What you will do
Quote the records beneath, complete and exact. Leave out images.

------ Dataset extract ------

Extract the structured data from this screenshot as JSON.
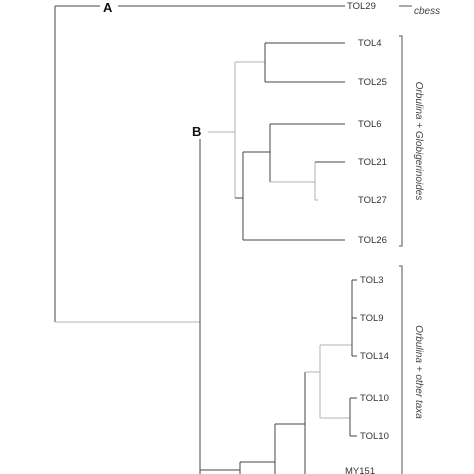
{
  "nodes": {
    "A": "A",
    "B": "B"
  },
  "leaves": [
    "TOL29",
    "TOL4",
    "TOL25",
    "TOL6",
    "TOL21",
    "TOL27",
    "TOL26",
    "TOL3",
    "TOL9",
    "TOL14",
    "TOL10",
    "TOL10",
    "MY151"
  ],
  "groups": {
    "top": "cbess",
    "orbulina_globigerinoides": "Orbulina + Globigerinoides",
    "orbulina_other": "Orbulina + other taxa"
  },
  "colors": {
    "branch_dark": "#444444",
    "branch_light": "#b3b3b3"
  }
}
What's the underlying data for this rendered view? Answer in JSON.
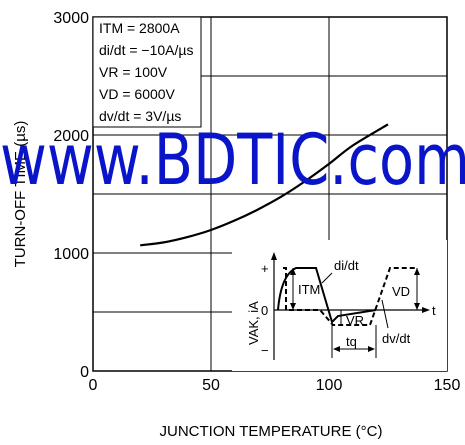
{
  "chart_data": {
    "type": "line",
    "xlabel": "JUNCTION TEMPERATURE  (°C)",
    "ylabel": "TURN-OFF TIME  (µs)",
    "xlim": [
      0,
      150
    ],
    "ylim": [
      0,
      3000
    ],
    "xticks": [
      "0",
      "50",
      "100",
      "150"
    ],
    "yticks": [
      "0",
      "1000",
      "2000",
      "3000"
    ],
    "grid": true,
    "series": [
      {
        "x": [
          20,
          30,
          40,
          50,
          60,
          70,
          80,
          90,
          100,
          110,
          125
        ],
        "y": [
          1065,
          1090,
          1135,
          1195,
          1275,
          1370,
          1480,
          1610,
          1755,
          1910,
          2090
        ]
      }
    ],
    "conditions": [
      "ITM = 2800A",
      "di/dt = −10A/µs",
      "VR = 100V",
      "VD = 6000V",
      "dv/dt = 3V/µs"
    ]
  },
  "inset": {
    "y_label": "VAK, iA",
    "t_label": "t",
    "plus": "+",
    "minus": "−",
    "zero": "0",
    "itm": "ITM",
    "didt": "di/dt",
    "vd": "VD",
    "vr": "VR",
    "tq": "tq",
    "dvdt": "dv/dt"
  },
  "watermark": "www.BDTIC.com"
}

------

Solved problem
Extract the structured data from this screenshot as JSON.
{
  "nodes": {
    "A": "A",
    "B": "B"
  },
  "leaves": [
    "TOL29",
    "TOL4",
    "TOL25",
    "TOL6",
    "TOL21",
    "TOL27",
    "TOL26",
    "TOL3",
    "TOL9",
    "TOL14",
    "TOL10",
    "TOL10",
    "MY151"
  ],
  "groups": {
    "top": "cbess",
    "orbulina_globigerinoides": "Orbulina + Globigerinoides",
    "orbulina_other": "Orbulina + other taxa"
  },
  "colors": {
    "branch_dark": "#444444",
    "branch_light": "#b3b3b3"
  }
}
What's the underlying data for this rendered view? Answer in JSON.
{
  "chart_data": {
    "type": "line",
    "xlabel": "JUNCTION TEMPERATURE  (°C)",
    "ylabel": "TURN-OFF TIME  (µs)",
    "xlim": [
      0,
      150
    ],
    "ylim": [
      0,
      3000
    ],
    "xticks": [
      "0",
      "50",
      "100",
      "150"
    ],
    "yticks": [
      "0",
      "1000",
      "2000",
      "3000"
    ],
    "grid": true,
    "series": [
      {
        "x": [
          20,
          30,
          40,
          50,
          60,
          70,
          80,
          90,
          100,
          110,
          125
        ],
        "y": [
          1065,
          1090,
          1135,
          1195,
          1275,
          1370,
          1480,
          1610,
          1755,
          1910,
          2090
        ]
      }
    ],
    "conditions": [
      "ITM = 2800A",
      "di/dt = −10A/µs",
      "VR = 100V",
      "VD = 6000V",
      "dv/dt = 3V/µs"
    ]
  },
  "inset": {
    "y_label": "VAK, iA",
    "t_label": "t",
    "plus": "+",
    "minus": "−",
    "zero": "0",
    "itm": "ITM",
    "didt": "di/dt",
    "vd": "VD",
    "vr": "VR",
    "tq": "tq",
    "dvdt": "dv/dt"
  },
  "watermark": "www.BDTIC.com"
}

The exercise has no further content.